• _Requirement_: Filter this data down to the lines that hold "اسلامی", and copy them.

Extracted records
+++

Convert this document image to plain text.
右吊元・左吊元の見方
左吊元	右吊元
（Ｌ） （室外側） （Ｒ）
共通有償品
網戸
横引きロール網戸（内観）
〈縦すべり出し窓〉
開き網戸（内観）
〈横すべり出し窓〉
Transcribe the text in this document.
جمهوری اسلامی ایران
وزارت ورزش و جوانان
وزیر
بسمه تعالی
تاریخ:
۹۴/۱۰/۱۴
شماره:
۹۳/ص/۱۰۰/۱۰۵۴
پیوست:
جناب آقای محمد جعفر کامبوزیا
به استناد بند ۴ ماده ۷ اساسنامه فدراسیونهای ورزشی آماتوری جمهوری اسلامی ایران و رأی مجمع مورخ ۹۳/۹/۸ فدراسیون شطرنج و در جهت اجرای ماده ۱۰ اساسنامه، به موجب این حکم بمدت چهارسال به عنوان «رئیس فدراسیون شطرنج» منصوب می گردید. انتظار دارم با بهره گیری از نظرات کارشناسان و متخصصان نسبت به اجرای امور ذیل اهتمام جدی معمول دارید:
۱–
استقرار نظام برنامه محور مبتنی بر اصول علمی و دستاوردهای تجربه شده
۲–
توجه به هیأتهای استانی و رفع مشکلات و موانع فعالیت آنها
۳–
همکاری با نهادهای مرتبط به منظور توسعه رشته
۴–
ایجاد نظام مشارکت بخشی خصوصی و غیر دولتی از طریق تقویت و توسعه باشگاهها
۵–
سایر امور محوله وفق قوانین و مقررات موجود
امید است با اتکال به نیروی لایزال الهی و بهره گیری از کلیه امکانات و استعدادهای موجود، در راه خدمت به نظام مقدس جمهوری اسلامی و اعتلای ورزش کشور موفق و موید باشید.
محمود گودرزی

+++

• _The reply_:
جمهوری اسلامی ایران
به استناد بند ۴ ماده ۷ اساسنامه فدراسیونهای ورزشی آماتوری جمهوری اسلامی ایران و رأی مجمع مورخ ۹۳/۹/۸ فدراسیون شطرنج و در جهت اجرای ماده ۱۰ اساسنامه، به موجب این حکم بمدت چهارسال به عنوان «رئیس فدراسیون شطرنج» منصوب می گردید. انتظار دارم با بهره گیری از نظرات کارشناسان و متخصصان نسبت به اجرای امور ذیل اهتمام جدی معمول دارید:
امید است با اتکال به نیروی لایزال الهی و بهره گیری از کلیه امکانات و استعدادهای موجود، در راه خدمت به نظام مقدس جمهوری اسلامی و اعتلای ورزش کشور موفق و موید باشید.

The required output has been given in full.